Aim: Write out each line word for word. Drop pictures.

Extracted records:
• • •

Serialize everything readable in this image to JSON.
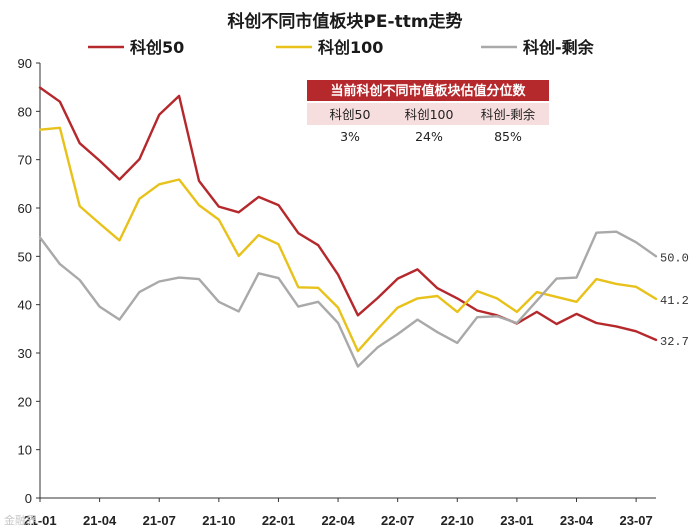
{
  "chart_data": {
    "type": "line",
    "title": "科创不同市值板块PE-ttm走势",
    "xlabel": "",
    "ylabel": "",
    "ylim": [
      0,
      90
    ],
    "yticks": [
      0,
      10,
      20,
      30,
      40,
      50,
      60,
      70,
      80,
      90
    ],
    "grid": false,
    "legend_position": "top",
    "x": [
      "21-01",
      "21-02",
      "21-03",
      "21-04",
      "21-05",
      "21-06",
      "21-07",
      "21-08",
      "21-09",
      "21-10",
      "21-11",
      "21-12",
      "22-01",
      "22-02",
      "22-03",
      "22-04",
      "22-05",
      "22-06",
      "22-07",
      "22-08",
      "22-09",
      "22-10",
      "22-11",
      "22-12",
      "23-01",
      "23-02",
      "23-03",
      "23-04",
      "23-05",
      "23-06",
      "23-07",
      "23-08"
    ],
    "xtick_labels": [
      "21-01",
      "21-04",
      "21-07",
      "21-10",
      "22-01",
      "22-04",
      "22-07",
      "22-10",
      "23-01",
      "23-04",
      "23-07"
    ],
    "series": [
      {
        "name": "科创50",
        "color": "#b5282c",
        "values": [
          84.9,
          82.0,
          73.4,
          69.8,
          65.9,
          70.1,
          79.3,
          83.2,
          65.6,
          60.3,
          59.1,
          62.3,
          60.6,
          54.8,
          52.3,
          46.2,
          37.8,
          41.4,
          45.4,
          47.3,
          43.4,
          41.3,
          38.8,
          37.8,
          36.1,
          38.5,
          36.0,
          38.1,
          36.2,
          35.5,
          34.5,
          32.7
        ],
        "end_label": "32.7"
      },
      {
        "name": "科创100",
        "color": "#e8c21a",
        "values": [
          76.2,
          76.6,
          60.4,
          56.8,
          53.3,
          61.9,
          64.9,
          65.9,
          60.6,
          57.6,
          50.1,
          54.4,
          52.5,
          43.6,
          43.5,
          39.4,
          30.4,
          35.0,
          39.4,
          41.3,
          41.8,
          38.5,
          42.8,
          41.3,
          38.5,
          42.6,
          41.6,
          40.6,
          45.3,
          44.3,
          43.7,
          41.2
        ],
        "end_label": "41.2"
      },
      {
        "name": "科创-剩余",
        "color": "#a9a9a9",
        "values": [
          53.9,
          48.4,
          45.1,
          39.6,
          36.9,
          42.6,
          44.8,
          45.6,
          45.3,
          40.6,
          38.6,
          46.5,
          45.5,
          39.6,
          40.6,
          36.2,
          27.2,
          31.2,
          33.9,
          36.9,
          34.3,
          32.1,
          37.4,
          37.6,
          36.2,
          40.8,
          45.4,
          45.6,
          54.9,
          55.1,
          52.9,
          50.0
        ],
        "end_label": "50.0"
      }
    ],
    "annotation_table": {
      "title": "当前科创不同市值板块估值分位数",
      "headers": [
        "科创50",
        "科创100",
        "科创-剩余"
      ],
      "values": [
        "3%",
        "24%",
        "85%"
      ]
    }
  },
  "watermark": "金融界"
}
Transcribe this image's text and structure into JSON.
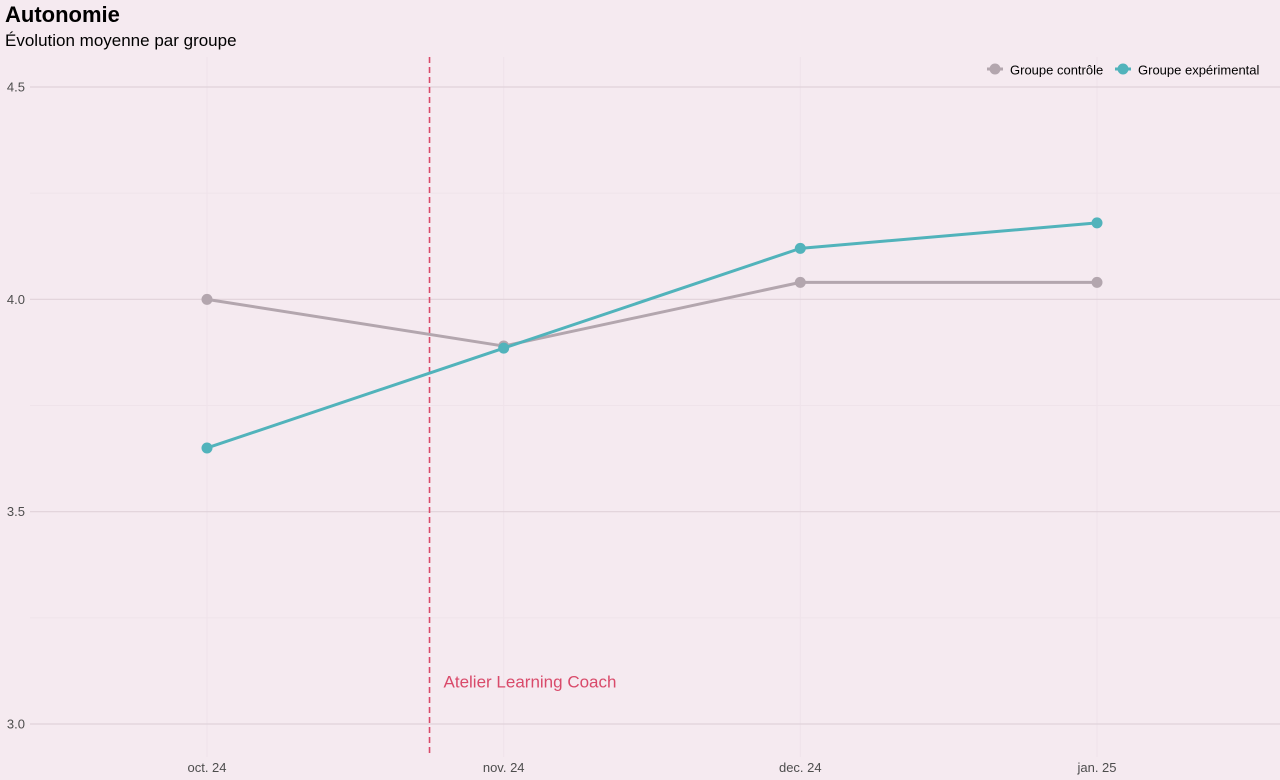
{
  "chart_data": {
    "type": "line",
    "title": "Autonomie",
    "subtitle": "Évolution moyenne par groupe",
    "xlabel": "",
    "ylabel": "",
    "categories": [
      "oct. 24",
      "nov. 24",
      "dec. 24",
      "jan. 25"
    ],
    "ylim": [
      2.95,
      4.57
    ],
    "yticks": [
      3.0,
      3.5,
      4.0,
      4.5
    ],
    "ytick_labels": [
      "3.0",
      "3.5",
      "4.0",
      "4.5"
    ],
    "grid": true,
    "legend_position": "top-right",
    "series": [
      {
        "name": "Groupe contrôle",
        "color": "#b3a6ae",
        "values": [
          4.0,
          3.89,
          4.04,
          4.04
        ]
      },
      {
        "name": "Groupe expérimental",
        "color": "#51b3bb",
        "values": [
          3.65,
          3.885,
          4.12,
          4.18
        ]
      }
    ],
    "annotation": {
      "label": "Atelier Learning Coach",
      "x_between": [
        "oct. 24",
        "nov. 24"
      ],
      "x_fraction": 0.75,
      "text_y": 3.1,
      "color": "#d94a6a",
      "line_style": "dashed"
    }
  }
}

• • •

Result:
Serialize everything readable in this image to JSON.
{
  "chart_data": {
    "type": "line",
    "title": "科创不同市值板块PE-ttm走势",
    "xlabel": "",
    "ylabel": "",
    "ylim": [
      0,
      90
    ],
    "yticks": [
      0,
      10,
      20,
      30,
      40,
      50,
      60,
      70,
      80,
      90
    ],
    "grid": false,
    "legend_position": "top",
    "x": [
      "21-01",
      "21-02",
      "21-03",
      "21-04",
      "21-05",
      "21-06",
      "21-07",
      "21-08",
      "21-09",
      "21-10",
      "21-11",
      "21-12",
      "22-01",
      "22-02",
      "22-03",
      "22-04",
      "22-05",
      "22-06",
      "22-07",
      "22-08",
      "22-09",
      "22-10",
      "22-11",
      "22-12",
      "23-01",
      "23-02",
      "23-03",
      "23-04",
      "23-05",
      "23-06",
      "23-07",
      "23-08"
    ],
    "xtick_labels": [
      "21-01",
      "21-04",
      "21-07",
      "21-10",
      "22-01",
      "22-04",
      "22-07",
      "22-10",
      "23-01",
      "23-04",
      "23-07"
    ],
    "series": [
      {
        "name": "科创50",
        "color": "#b5282c",
        "values": [
          84.9,
          82.0,
          73.4,
          69.8,
          65.9,
          70.1,
          79.3,
          83.2,
          65.6,
          60.3,
          59.1,
          62.3,
          60.6,
          54.8,
          52.3,
          46.2,
          37.8,
          41.4,
          45.4,
          47.3,
          43.4,
          41.3,
          38.8,
          37.8,
          36.1,
          38.5,
          36.0,
          38.1,
          36.2,
          35.5,
          34.5,
          32.7
        ],
        "end_label": "32.7"
      },
      {
        "name": "科创100",
        "color": "#e8c21a",
        "values": [
          76.2,
          76.6,
          60.4,
          56.8,
          53.3,
          61.9,
          64.9,
          65.9,
          60.6,
          57.6,
          50.1,
          54.4,
          52.5,
          43.6,
          43.5,
          39.4,
          30.4,
          35.0,
          39.4,
          41.3,
          41.8,
          38.5,
          42.8,
          41.3,
          38.5,
          42.6,
          41.6,
          40.6,
          45.3,
          44.3,
          43.7,
          41.2
        ],
        "end_label": "41.2"
      },
      {
        "name": "科创-剩余",
        "color": "#a9a9a9",
        "values": [
          53.9,
          48.4,
          45.1,
          39.6,
          36.9,
          42.6,
          44.8,
          45.6,
          45.3,
          40.6,
          38.6,
          46.5,
          45.5,
          39.6,
          40.6,
          36.2,
          27.2,
          31.2,
          33.9,
          36.9,
          34.3,
          32.1,
          37.4,
          37.6,
          36.2,
          40.8,
          45.4,
          45.6,
          54.9,
          55.1,
          52.9,
          50.0
        ],
        "end_label": "50.0"
      }
    ],
    "annotation_table": {
      "title": "当前科创不同市值板块估值分位数",
      "headers": [
        "科创50",
        "科创100",
        "科创-剩余"
      ],
      "values": [
        "3%",
        "24%",
        "85%"
      ]
    }
  },
  "watermark": "金融界"
}
Transcribe this image's text and structure into JSON.
{
  "chart_data": {
    "type": "line",
    "title": "Autonomie",
    "subtitle": "Évolution moyenne par groupe",
    "xlabel": "",
    "ylabel": "",
    "categories": [
      "oct. 24",
      "nov. 24",
      "dec. 24",
      "jan. 25"
    ],
    "ylim": [
      2.95,
      4.57
    ],
    "yticks": [
      3.0,
      3.5,
      4.0,
      4.5
    ],
    "ytick_labels": [
      "3.0",
      "3.5",
      "4.0",
      "4.5"
    ],
    "grid": true,
    "legend_position": "top-right",
    "series": [
      {
        "name": "Groupe contrôle",
        "color": "#b3a6ae",
        "values": [
          4.0,
          3.89,
          4.04,
          4.04
        ]
      },
      {
        "name": "Groupe expérimental",
        "color": "#51b3bb",
        "values": [
          3.65,
          3.885,
          4.12,
          4.18
        ]
      }
    ],
    "annotation": {
      "label": "Atelier Learning Coach",
      "x_between": [
        "oct. 24",
        "nov. 24"
      ],
      "x_fraction": 0.75,
      "text_y": 3.1,
      "color": "#d94a6a",
      "line_style": "dashed"
    }
  }
}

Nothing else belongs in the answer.